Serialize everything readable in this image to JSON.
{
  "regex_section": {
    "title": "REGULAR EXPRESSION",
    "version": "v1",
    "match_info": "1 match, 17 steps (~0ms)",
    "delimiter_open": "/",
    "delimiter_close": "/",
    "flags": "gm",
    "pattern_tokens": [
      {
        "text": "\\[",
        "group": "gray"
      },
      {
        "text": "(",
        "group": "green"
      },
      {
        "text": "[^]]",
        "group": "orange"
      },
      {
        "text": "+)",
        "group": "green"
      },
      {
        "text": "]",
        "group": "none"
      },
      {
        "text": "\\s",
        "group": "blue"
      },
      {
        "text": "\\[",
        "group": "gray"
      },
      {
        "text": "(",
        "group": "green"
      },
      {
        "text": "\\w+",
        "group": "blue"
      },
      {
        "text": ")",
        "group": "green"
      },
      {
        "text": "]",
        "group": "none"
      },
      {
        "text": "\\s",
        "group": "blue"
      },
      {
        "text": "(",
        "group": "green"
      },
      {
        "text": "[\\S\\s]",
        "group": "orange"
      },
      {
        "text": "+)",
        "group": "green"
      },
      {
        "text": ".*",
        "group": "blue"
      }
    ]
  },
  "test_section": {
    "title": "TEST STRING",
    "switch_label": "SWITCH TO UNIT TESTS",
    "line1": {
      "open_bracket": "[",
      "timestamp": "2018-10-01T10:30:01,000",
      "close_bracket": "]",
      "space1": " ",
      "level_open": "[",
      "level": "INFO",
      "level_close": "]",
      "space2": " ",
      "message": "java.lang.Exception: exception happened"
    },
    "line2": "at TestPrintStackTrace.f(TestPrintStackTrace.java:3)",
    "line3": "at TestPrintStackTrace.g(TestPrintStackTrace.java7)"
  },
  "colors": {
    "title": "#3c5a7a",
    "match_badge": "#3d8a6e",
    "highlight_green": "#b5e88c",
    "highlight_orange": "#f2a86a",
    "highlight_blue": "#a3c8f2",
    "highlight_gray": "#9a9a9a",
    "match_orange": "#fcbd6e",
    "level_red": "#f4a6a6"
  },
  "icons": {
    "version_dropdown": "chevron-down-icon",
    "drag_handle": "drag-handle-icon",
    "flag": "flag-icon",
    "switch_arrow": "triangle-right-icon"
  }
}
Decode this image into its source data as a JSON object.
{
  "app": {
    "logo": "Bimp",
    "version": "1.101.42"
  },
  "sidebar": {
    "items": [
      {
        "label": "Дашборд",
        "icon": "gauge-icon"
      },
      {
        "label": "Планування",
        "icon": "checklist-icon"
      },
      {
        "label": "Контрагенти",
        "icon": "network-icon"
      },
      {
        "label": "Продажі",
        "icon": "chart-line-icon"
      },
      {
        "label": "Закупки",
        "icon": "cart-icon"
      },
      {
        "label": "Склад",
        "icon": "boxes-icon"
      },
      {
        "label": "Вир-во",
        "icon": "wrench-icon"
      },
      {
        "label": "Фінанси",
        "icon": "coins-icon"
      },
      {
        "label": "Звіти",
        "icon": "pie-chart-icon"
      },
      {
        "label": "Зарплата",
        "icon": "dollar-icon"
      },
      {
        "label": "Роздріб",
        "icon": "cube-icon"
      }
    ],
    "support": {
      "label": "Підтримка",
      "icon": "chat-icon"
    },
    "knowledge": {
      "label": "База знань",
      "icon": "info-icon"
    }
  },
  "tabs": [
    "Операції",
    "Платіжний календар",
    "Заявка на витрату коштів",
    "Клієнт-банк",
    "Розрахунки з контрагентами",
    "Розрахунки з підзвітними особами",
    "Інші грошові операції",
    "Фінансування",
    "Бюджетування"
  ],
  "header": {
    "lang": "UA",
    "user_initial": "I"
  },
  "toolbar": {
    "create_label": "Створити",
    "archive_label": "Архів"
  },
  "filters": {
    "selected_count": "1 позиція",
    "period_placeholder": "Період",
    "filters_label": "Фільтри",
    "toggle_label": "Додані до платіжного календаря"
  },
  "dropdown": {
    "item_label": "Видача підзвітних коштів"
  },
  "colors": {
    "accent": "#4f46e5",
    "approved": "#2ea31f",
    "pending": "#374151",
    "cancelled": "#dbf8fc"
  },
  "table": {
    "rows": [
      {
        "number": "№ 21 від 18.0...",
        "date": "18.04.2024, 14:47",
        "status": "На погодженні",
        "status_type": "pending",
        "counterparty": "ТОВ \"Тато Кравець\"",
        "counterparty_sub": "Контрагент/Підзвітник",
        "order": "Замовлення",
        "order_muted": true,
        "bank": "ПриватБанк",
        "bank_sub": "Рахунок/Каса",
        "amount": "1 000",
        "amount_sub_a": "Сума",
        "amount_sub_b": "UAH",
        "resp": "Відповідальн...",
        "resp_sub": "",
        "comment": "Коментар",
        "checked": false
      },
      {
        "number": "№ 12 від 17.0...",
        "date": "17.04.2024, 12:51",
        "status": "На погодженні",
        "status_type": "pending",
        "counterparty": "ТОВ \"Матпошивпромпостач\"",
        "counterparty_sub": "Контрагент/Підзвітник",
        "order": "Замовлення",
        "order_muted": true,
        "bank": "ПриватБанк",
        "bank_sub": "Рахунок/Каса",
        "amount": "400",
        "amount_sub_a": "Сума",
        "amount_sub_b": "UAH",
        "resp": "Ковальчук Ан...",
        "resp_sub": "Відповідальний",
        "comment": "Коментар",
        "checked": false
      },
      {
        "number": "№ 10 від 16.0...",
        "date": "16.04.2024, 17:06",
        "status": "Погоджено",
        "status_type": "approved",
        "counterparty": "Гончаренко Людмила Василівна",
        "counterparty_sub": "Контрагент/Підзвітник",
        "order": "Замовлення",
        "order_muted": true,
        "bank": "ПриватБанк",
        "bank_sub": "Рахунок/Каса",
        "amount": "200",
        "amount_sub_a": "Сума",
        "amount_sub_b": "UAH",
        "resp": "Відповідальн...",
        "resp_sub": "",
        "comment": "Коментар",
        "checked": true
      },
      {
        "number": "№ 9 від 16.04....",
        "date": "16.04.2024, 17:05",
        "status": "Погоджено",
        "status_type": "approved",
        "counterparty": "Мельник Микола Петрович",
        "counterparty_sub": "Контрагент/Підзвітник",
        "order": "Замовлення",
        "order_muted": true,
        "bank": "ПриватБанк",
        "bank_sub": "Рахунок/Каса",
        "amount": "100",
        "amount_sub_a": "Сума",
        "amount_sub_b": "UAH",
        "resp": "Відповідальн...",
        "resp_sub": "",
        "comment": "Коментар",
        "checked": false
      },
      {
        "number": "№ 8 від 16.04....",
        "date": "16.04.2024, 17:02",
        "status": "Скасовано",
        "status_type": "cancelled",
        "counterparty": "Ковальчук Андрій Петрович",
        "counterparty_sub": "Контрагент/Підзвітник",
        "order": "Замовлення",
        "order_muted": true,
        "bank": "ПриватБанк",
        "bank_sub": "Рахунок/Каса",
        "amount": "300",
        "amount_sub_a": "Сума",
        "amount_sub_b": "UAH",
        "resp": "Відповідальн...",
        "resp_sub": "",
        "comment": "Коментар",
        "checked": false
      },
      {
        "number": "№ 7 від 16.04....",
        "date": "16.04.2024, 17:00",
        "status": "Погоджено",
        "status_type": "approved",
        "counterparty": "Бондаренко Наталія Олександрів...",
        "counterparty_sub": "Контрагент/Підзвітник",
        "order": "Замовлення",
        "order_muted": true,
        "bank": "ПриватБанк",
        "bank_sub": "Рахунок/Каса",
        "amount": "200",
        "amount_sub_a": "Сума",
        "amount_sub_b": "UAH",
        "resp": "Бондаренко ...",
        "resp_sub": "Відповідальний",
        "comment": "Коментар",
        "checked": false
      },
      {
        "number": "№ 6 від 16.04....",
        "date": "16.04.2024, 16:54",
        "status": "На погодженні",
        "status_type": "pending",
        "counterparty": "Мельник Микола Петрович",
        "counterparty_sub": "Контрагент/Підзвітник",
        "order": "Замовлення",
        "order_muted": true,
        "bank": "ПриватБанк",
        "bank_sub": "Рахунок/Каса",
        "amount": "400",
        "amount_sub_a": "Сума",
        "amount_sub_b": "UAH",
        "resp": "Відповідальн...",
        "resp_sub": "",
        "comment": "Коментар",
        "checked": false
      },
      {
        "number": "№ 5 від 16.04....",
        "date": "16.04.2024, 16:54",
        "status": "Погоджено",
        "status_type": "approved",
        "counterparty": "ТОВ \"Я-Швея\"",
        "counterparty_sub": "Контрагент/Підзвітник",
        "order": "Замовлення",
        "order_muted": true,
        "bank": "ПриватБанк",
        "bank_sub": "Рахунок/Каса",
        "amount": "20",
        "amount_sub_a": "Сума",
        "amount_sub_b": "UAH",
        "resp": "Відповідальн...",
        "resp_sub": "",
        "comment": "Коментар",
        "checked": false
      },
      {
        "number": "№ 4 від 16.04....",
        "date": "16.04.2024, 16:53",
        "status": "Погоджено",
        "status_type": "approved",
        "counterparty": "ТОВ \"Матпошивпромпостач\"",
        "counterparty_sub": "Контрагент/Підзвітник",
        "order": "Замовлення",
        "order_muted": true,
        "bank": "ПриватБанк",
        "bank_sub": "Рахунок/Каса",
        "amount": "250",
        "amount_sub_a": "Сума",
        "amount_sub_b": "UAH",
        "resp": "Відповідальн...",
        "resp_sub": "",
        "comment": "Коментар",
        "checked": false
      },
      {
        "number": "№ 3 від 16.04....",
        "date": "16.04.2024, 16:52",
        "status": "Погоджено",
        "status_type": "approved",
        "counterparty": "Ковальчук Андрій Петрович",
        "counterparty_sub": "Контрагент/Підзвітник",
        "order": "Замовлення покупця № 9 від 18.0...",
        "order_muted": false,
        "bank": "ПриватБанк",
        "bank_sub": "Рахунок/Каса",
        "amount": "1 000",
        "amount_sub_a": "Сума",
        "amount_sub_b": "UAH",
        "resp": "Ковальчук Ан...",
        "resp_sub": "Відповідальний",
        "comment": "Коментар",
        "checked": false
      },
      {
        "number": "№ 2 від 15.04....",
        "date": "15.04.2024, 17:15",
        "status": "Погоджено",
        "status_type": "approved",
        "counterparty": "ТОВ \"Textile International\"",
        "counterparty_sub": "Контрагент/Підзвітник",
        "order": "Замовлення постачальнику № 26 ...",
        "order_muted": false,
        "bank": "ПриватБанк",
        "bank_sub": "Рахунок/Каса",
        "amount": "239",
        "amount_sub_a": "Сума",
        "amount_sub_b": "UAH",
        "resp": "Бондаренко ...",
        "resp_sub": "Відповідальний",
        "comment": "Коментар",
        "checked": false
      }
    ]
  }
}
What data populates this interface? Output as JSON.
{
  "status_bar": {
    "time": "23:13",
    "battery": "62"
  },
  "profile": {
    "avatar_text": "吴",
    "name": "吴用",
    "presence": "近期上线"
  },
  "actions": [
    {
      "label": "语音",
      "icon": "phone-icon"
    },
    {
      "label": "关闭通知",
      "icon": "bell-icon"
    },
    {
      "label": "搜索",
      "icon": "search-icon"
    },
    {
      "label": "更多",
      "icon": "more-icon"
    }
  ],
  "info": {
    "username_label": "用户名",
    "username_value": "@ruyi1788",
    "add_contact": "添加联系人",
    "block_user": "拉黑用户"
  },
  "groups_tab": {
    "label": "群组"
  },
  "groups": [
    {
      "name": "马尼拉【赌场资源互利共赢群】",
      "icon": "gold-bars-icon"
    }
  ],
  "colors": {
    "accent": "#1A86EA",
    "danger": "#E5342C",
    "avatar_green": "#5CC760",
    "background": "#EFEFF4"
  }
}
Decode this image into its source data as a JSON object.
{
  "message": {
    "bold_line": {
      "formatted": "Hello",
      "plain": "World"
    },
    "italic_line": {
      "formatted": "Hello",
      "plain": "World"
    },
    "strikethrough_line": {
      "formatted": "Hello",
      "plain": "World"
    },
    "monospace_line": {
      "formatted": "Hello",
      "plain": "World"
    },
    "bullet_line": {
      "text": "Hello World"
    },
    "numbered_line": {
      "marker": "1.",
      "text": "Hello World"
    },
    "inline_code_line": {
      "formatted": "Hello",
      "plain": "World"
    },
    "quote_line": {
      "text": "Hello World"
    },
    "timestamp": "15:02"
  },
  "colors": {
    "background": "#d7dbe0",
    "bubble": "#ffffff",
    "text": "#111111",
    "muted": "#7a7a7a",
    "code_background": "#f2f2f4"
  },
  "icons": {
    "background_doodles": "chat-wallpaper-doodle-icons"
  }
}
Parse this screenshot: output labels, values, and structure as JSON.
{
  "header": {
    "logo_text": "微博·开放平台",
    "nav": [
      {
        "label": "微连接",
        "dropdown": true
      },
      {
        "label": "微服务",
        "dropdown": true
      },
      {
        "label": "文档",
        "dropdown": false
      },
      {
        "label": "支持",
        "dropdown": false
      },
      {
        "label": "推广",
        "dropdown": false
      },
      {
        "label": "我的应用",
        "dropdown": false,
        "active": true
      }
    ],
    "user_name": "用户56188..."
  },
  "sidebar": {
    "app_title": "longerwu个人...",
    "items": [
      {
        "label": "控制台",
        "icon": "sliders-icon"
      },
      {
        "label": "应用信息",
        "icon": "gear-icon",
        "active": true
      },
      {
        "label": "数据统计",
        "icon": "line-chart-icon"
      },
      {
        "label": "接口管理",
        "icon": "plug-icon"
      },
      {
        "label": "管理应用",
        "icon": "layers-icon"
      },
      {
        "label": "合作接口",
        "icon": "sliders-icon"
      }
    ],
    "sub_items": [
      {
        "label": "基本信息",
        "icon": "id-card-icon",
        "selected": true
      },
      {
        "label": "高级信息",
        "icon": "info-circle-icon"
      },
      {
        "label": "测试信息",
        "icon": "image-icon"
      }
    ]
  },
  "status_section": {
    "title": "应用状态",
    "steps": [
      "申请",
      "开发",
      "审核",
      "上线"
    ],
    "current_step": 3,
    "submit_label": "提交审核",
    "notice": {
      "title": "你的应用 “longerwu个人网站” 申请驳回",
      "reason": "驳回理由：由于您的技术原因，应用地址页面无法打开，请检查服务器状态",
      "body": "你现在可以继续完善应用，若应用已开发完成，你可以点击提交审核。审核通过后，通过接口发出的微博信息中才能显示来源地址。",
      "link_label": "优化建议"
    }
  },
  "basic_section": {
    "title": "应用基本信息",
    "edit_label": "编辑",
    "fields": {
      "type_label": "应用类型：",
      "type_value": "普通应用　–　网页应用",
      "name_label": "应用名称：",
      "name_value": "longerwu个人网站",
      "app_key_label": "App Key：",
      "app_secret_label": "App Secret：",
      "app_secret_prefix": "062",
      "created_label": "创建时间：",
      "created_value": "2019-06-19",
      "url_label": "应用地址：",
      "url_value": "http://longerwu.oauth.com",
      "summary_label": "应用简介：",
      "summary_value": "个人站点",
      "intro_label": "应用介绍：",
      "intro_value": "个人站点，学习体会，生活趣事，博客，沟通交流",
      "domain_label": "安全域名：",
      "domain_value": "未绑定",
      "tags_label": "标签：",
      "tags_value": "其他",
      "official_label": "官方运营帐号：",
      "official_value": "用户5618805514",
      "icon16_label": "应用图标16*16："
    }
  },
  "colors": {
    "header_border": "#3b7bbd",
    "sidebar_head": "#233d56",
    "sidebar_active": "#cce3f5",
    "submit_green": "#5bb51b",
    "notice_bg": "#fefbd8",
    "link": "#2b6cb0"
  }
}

#####

Stated problem
Look through the entries above. Extract each line with the word "коштів".

Expected answer
    "Заявка на витрату коштів",
    "item_label": "Видача підзвітних коштів"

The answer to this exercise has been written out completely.